The request ▸ Count the lines in the records below that contain the word "anticholinergic", and give only that number.

Recorded data ▸
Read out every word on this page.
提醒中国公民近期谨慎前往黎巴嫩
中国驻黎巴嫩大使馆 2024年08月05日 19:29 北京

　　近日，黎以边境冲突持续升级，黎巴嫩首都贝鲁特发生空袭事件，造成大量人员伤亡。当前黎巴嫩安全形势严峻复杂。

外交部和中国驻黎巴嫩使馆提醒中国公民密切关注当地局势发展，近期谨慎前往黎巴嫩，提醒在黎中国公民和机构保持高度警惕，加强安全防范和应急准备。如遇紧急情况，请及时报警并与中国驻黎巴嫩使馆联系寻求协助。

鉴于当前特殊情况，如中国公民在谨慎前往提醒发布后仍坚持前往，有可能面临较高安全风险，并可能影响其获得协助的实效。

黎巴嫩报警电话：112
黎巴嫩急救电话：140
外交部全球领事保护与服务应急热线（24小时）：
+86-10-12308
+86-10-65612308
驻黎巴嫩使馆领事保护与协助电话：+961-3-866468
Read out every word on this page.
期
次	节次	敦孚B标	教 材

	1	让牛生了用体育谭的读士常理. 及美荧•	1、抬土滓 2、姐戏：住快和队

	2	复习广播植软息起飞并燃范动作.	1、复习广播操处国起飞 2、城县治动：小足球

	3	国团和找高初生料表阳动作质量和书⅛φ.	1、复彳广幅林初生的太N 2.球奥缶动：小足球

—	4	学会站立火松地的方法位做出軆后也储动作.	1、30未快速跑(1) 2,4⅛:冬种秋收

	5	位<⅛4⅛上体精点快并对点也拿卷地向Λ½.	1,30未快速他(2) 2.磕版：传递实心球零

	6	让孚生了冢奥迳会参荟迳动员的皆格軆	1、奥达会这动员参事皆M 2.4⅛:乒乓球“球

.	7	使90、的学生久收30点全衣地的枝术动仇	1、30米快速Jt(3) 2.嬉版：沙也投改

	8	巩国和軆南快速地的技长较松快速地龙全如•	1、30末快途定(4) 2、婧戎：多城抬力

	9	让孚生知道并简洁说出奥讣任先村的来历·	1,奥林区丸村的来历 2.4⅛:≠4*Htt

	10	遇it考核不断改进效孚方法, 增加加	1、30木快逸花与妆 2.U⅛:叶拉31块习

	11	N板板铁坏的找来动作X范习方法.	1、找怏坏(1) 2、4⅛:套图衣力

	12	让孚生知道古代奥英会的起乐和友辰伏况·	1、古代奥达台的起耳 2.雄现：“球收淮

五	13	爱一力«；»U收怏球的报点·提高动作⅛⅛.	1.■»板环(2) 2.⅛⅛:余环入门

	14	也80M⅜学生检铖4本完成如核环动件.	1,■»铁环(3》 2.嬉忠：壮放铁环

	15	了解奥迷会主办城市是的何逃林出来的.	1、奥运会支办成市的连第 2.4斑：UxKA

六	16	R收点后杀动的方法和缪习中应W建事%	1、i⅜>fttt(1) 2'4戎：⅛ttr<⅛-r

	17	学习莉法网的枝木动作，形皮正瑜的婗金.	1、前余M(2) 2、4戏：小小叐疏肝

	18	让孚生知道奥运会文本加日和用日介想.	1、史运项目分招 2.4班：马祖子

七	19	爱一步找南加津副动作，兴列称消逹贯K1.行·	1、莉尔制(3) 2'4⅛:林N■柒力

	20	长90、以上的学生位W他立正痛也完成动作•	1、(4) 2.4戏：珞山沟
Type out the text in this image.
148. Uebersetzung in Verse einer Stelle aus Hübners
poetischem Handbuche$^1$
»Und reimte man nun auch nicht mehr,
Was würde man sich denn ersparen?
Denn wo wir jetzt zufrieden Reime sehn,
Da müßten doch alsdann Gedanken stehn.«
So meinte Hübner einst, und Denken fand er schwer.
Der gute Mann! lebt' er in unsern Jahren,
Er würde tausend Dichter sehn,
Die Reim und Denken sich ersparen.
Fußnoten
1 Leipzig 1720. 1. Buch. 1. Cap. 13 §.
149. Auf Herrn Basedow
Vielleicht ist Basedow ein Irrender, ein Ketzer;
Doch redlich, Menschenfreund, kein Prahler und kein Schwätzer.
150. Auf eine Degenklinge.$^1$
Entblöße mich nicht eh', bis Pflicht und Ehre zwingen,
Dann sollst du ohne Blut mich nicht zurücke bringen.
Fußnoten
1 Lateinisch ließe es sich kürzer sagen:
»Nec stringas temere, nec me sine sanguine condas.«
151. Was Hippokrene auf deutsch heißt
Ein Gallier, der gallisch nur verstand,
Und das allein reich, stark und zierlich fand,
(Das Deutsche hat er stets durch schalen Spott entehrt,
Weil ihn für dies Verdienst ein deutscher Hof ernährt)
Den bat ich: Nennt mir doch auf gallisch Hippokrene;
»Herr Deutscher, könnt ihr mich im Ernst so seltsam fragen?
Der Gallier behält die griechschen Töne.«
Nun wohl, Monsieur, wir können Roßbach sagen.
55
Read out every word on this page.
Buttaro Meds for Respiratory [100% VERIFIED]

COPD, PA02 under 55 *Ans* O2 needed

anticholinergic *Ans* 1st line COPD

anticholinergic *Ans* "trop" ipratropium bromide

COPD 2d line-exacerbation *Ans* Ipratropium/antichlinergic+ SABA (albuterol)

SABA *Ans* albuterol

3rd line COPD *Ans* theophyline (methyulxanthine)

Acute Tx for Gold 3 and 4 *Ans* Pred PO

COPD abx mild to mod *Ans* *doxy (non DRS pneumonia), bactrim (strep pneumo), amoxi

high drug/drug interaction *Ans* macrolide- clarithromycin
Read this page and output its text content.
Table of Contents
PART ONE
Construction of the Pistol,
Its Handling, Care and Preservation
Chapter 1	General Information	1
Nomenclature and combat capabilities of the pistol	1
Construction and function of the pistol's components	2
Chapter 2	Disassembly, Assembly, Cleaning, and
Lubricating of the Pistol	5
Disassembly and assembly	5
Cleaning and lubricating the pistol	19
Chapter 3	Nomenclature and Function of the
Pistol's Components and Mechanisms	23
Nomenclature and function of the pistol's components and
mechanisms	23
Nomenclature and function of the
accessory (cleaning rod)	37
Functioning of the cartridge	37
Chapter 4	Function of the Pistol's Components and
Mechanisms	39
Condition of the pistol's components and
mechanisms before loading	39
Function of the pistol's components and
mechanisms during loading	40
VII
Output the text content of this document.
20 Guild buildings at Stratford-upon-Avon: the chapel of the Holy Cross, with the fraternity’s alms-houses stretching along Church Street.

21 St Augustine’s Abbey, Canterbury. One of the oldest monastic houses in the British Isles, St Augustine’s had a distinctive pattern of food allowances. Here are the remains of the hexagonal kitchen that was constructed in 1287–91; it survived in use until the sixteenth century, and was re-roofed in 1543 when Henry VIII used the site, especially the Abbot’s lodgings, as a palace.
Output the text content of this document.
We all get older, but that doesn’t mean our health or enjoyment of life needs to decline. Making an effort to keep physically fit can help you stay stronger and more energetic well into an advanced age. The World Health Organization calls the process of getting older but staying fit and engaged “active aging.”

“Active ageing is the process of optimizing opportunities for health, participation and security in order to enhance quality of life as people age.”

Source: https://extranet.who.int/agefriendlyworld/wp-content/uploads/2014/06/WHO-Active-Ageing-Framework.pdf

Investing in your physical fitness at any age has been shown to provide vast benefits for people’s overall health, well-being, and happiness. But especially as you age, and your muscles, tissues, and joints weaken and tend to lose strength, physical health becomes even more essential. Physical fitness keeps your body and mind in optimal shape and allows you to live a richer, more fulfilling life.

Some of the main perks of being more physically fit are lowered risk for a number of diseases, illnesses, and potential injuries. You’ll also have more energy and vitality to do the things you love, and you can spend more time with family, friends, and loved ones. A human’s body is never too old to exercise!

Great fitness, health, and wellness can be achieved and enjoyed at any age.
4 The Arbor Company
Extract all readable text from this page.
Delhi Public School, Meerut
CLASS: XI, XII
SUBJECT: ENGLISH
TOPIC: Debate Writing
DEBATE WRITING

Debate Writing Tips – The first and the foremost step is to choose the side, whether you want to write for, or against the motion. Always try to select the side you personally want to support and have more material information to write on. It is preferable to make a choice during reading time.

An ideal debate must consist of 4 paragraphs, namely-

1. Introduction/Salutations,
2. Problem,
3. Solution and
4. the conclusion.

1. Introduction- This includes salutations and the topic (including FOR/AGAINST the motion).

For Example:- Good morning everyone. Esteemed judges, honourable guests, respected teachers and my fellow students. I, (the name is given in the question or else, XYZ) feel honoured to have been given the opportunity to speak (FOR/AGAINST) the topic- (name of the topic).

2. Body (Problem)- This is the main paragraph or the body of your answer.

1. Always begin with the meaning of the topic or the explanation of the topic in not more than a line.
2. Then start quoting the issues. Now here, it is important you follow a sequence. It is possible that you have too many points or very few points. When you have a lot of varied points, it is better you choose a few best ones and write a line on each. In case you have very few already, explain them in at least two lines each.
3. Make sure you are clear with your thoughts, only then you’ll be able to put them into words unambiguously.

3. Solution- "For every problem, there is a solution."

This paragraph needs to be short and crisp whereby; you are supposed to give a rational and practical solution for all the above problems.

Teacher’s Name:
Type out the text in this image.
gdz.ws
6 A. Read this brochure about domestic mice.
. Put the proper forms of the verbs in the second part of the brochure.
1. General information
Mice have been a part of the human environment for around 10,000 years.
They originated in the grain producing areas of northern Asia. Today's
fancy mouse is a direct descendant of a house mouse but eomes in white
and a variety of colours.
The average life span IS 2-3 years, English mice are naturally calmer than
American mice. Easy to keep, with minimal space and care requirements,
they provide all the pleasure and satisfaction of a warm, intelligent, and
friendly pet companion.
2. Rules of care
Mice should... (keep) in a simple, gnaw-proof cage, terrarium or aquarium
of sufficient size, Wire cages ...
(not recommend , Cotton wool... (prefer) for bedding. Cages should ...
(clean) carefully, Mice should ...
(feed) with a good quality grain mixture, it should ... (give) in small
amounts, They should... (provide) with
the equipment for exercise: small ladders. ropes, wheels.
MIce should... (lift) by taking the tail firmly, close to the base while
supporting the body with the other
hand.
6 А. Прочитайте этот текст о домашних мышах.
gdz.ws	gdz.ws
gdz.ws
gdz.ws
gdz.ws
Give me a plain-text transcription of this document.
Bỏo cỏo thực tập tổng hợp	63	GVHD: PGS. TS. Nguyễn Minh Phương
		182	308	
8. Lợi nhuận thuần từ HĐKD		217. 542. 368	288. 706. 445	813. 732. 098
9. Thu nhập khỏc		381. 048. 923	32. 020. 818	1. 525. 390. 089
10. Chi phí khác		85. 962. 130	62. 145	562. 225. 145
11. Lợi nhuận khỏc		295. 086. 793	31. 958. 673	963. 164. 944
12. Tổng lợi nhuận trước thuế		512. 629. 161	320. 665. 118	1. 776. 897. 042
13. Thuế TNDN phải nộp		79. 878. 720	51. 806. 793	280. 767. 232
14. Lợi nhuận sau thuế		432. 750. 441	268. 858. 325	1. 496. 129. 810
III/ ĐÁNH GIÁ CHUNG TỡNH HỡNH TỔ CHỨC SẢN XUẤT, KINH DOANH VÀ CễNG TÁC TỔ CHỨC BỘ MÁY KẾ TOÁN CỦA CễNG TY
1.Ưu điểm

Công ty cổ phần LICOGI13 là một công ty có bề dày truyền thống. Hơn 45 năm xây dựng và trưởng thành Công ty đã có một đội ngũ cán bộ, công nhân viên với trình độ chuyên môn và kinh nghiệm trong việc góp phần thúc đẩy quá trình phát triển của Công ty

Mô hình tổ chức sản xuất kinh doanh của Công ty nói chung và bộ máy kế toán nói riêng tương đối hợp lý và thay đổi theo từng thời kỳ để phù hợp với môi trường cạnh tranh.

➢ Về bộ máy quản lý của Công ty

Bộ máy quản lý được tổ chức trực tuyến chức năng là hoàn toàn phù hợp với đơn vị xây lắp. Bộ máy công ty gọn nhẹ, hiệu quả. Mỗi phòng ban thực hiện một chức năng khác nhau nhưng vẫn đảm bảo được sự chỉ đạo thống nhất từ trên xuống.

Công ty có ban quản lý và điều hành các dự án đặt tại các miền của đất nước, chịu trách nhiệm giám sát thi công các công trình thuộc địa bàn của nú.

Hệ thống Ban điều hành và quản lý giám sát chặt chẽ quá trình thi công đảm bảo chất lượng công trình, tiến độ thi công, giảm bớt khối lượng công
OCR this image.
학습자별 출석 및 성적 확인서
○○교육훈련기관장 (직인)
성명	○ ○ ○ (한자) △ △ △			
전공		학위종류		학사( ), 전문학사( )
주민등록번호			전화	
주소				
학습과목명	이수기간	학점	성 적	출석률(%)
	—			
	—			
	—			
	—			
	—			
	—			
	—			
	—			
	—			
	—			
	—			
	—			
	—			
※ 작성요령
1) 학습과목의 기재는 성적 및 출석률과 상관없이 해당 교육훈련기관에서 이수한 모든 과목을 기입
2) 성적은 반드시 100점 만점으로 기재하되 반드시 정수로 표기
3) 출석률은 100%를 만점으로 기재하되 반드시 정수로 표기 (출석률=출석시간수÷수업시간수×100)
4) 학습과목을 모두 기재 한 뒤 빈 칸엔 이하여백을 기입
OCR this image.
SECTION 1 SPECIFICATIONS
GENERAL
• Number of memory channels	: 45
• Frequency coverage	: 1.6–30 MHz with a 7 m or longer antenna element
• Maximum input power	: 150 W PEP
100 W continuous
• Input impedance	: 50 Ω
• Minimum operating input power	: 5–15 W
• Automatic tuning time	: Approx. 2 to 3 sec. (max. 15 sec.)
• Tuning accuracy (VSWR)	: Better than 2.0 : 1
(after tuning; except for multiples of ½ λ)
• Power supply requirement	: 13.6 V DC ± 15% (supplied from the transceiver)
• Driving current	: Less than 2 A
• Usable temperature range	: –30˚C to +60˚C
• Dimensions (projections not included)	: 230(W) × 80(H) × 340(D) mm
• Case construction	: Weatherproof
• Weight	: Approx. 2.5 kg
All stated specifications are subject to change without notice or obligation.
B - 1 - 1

Output for this task ▸ 2